- **Some records**:
┌──
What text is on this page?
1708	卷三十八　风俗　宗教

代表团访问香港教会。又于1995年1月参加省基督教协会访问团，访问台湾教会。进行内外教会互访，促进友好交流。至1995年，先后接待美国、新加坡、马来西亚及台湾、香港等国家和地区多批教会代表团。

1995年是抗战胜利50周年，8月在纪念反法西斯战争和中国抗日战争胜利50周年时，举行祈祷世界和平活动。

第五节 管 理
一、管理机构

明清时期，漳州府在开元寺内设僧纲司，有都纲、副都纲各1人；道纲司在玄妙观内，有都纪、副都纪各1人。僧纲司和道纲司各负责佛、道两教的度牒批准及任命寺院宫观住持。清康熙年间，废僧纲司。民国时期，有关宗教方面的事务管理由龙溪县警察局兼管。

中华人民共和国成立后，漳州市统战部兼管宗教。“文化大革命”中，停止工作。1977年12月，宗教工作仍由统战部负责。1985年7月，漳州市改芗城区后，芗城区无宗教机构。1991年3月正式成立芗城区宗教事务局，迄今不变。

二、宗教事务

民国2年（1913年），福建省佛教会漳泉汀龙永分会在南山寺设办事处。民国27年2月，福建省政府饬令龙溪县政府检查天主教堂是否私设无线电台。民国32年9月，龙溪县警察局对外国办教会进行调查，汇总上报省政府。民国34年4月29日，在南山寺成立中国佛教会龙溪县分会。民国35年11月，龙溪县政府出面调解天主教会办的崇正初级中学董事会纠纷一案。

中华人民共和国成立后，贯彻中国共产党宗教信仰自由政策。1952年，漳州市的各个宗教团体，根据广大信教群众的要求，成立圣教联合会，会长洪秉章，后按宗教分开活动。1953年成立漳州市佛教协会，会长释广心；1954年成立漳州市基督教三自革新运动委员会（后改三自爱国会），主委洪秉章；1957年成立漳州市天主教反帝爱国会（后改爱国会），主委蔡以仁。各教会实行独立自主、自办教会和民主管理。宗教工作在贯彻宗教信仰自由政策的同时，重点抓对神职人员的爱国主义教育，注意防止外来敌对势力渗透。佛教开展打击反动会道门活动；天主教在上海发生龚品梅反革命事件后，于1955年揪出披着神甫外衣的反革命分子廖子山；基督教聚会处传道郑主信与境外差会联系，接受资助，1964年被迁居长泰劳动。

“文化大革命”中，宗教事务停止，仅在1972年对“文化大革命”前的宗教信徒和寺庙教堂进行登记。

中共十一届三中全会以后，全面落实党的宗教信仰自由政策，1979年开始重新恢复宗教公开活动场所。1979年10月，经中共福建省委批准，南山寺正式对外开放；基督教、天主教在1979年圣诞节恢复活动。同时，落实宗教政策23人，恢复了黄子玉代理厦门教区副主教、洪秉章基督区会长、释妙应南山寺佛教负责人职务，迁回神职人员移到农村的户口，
└──
- **TASK TO CARRY OUT**:
Output the listing above exactly as it appears.

- **COMPLETE OUTPUT**:
What text is on this page?
1708	卷三十八　风俗　宗教

代表团访问香港教会。又于1995年1月参加省基督教协会访问团，访问台湾教会。进行内外教会互访，促进友好交流。至1995年，先后接待美国、新加坡、马来西亚及台湾、香港等国家和地区多批教会代表团。

1995年是抗战胜利50周年，8月在纪念反法西斯战争和中国抗日战争胜利50周年时，举行祈祷世界和平活动。

第五节 管 理
一、管理机构

明清时期，漳州府在开元寺内设僧纲司，有都纲、副都纲各1人；道纲司在玄妙观内，有都纪、副都纪各1人。僧纲司和道纲司各负责佛、道两教的度牒批准及任命寺院宫观住持。清康熙年间，废僧纲司。民国时期，有关宗教方面的事务管理由龙溪县警察局兼管。

中华人民共和国成立后，漳州市统战部兼管宗教。“文化大革命”中，停止工作。1977年12月，宗教工作仍由统战部负责。1985年7月，漳州市改芗城区后，芗城区无宗教机构。1991年3月正式成立芗城区宗教事务局，迄今不变。

二、宗教事务

民国2年（1913年），福建省佛教会漳泉汀龙永分会在南山寺设办事处。民国27年2月，福建省政府饬令龙溪县政府检查天主教堂是否私设无线电台。民国32年9月，龙溪县警察局对外国办教会进行调查，汇总上报省政府。民国34年4月29日，在南山寺成立中国佛教会龙溪县分会。民国35年11月，龙溪县政府出面调解天主教会办的崇正初级中学董事会纠纷一案。

中华人民共和国成立后，贯彻中国共产党宗教信仰自由政策。1952年，漳州市的各个宗教团体，根据广大信教群众的要求，成立圣教联合会，会长洪秉章，后按宗教分开活动。1953年成立漳州市佛教协会，会长释广心；1954年成立漳州市基督教三自革新运动委员会（后改三自爱国会），主委洪秉章；1957年成立漳州市天主教反帝爱国会（后改爱国会），主委蔡以仁。各教会实行独立自主、自办教会和民主管理。宗教工作在贯彻宗教信仰自由政策的同时，重点抓对神职人员的爱国主义教育，注意防止外来敌对势力渗透。佛教开展打击反动会道门活动；天主教在上海发生龚品梅反革命事件后，于1955年揪出披着神甫外衣的反革命分子廖子山；基督教聚会处传道郑主信与境外差会联系，接受资助，1964年被迁居长泰劳动。

“文化大革命”中，宗教事务停止，仅在1972年对“文化大革命”前的宗教信徒和寺庙教堂进行登记。

中共十一届三中全会以后，全面落实党的宗教信仰自由政策，1979年开始重新恢复宗教公开活动场所。1979年10月，经中共福建省委批准，南山寺正式对外开放；基督教、天主教在1979年圣诞节恢复活动。同时，落实宗教政策23人，恢复了黄子玉代理厦门教区副主教、洪秉章基督区会长、释妙应南山寺佛教负责人职务，迁回神职人员移到农村的户口，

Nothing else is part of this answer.